(Dataset items)
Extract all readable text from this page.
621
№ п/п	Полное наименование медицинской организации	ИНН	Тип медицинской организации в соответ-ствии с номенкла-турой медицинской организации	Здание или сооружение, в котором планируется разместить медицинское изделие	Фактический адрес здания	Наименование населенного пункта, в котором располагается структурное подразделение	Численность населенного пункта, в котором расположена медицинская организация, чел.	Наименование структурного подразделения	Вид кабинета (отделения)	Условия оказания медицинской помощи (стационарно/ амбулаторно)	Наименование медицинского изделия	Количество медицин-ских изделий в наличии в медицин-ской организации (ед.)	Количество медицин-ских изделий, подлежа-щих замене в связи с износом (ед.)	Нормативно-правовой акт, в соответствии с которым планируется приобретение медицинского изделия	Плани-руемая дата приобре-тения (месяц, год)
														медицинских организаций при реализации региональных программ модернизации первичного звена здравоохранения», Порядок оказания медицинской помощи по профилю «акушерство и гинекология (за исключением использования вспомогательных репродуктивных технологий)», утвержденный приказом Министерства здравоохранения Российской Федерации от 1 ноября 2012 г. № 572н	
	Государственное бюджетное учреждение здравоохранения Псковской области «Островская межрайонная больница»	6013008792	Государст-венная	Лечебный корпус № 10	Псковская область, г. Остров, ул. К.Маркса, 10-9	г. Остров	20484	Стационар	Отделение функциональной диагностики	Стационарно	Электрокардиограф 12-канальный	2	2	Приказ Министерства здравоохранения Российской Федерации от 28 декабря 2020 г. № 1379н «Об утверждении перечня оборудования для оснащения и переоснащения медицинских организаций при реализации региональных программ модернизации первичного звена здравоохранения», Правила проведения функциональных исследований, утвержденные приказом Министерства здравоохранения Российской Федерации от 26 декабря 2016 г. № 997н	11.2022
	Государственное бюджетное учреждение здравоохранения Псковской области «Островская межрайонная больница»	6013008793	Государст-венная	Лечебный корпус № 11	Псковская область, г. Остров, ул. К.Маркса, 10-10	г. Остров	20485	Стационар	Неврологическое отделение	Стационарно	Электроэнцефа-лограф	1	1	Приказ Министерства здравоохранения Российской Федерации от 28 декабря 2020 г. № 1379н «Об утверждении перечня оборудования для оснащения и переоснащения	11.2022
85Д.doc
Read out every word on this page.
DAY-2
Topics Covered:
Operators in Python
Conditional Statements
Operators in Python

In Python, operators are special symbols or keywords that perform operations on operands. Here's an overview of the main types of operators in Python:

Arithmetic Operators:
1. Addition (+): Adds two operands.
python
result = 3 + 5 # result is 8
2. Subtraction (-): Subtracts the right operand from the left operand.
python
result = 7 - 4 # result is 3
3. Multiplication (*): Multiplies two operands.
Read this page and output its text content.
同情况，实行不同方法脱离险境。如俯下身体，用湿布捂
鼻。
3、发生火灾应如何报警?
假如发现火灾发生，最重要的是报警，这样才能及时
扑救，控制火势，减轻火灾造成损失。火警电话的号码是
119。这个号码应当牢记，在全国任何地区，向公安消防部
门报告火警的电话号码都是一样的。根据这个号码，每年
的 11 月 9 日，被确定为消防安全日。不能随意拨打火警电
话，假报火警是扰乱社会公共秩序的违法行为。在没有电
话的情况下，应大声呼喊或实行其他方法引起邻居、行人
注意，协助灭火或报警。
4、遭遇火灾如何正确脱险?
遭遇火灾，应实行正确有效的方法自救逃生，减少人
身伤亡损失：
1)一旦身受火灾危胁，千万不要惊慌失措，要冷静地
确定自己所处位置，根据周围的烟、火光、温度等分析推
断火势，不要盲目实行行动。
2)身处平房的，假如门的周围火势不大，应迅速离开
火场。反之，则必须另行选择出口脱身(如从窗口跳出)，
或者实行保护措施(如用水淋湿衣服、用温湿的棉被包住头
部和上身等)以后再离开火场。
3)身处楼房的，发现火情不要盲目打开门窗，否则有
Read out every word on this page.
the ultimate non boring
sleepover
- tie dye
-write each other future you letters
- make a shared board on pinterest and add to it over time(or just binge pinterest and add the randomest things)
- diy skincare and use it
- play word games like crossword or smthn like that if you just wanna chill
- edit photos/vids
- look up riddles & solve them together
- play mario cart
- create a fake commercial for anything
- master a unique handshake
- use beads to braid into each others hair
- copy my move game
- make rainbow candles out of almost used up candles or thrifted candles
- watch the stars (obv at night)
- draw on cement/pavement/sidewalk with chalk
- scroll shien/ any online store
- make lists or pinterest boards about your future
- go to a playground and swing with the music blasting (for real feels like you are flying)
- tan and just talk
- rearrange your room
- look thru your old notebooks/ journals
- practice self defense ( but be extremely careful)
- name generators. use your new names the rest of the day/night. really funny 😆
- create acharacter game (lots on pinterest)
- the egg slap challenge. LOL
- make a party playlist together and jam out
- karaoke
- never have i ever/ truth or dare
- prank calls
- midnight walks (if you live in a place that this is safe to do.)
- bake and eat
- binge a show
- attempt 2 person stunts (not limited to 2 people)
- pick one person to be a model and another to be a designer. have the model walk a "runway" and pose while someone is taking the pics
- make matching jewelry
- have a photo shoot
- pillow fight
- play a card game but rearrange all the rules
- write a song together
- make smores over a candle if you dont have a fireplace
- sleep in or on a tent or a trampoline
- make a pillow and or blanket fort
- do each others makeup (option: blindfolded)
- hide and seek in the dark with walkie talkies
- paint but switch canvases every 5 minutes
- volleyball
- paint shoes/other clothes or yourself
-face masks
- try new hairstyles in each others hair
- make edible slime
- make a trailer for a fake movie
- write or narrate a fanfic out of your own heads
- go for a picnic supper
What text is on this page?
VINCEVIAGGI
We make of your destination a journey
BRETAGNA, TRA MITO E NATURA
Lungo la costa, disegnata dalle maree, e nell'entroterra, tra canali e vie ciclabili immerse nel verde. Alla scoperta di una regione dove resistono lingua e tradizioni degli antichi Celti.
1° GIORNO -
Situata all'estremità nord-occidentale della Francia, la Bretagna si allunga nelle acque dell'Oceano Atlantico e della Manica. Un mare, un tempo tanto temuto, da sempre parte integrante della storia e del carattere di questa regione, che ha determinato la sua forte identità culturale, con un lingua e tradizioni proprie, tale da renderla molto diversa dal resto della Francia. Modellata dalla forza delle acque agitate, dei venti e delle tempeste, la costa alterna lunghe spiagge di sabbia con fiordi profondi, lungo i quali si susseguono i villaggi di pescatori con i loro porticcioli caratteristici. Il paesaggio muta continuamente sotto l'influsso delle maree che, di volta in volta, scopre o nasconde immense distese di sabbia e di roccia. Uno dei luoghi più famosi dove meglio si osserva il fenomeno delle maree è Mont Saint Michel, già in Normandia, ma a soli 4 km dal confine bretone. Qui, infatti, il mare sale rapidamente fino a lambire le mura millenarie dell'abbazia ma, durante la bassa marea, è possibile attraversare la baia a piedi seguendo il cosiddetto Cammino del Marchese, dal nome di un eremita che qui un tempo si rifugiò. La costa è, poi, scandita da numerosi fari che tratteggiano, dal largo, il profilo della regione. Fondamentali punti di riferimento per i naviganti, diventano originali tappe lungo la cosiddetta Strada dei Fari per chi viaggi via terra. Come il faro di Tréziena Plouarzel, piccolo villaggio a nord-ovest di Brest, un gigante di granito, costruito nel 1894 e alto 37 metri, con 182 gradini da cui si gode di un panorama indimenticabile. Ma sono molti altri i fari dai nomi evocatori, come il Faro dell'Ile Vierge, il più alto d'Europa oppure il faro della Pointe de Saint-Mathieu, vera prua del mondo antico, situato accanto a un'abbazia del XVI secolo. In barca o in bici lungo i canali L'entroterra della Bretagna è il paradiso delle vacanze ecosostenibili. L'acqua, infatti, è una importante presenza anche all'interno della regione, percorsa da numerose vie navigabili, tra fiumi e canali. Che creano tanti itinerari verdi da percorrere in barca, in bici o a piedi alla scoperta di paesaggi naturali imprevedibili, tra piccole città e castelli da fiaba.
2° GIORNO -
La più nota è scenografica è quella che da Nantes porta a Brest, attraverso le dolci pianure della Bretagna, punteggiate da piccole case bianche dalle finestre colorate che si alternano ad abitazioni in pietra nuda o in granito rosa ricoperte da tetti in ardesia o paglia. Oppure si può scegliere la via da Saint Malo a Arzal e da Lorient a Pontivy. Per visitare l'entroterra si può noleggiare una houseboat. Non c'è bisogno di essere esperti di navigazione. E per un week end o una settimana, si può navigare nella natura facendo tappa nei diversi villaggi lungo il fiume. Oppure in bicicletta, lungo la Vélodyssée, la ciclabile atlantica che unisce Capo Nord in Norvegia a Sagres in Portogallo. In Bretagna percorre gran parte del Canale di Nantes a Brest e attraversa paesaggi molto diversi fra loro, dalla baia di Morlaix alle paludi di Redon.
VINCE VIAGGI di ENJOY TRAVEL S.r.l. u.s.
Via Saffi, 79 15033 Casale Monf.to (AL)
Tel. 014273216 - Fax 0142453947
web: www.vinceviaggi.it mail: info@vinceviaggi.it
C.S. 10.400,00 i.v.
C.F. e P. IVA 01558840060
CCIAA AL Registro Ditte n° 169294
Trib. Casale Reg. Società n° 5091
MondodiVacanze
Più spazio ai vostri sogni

### TASK STATEMENT
Looking at the entries above, how many lines contain the word "have"? Answer with the number alone.

### OUTPUT FOR THIS TASK
4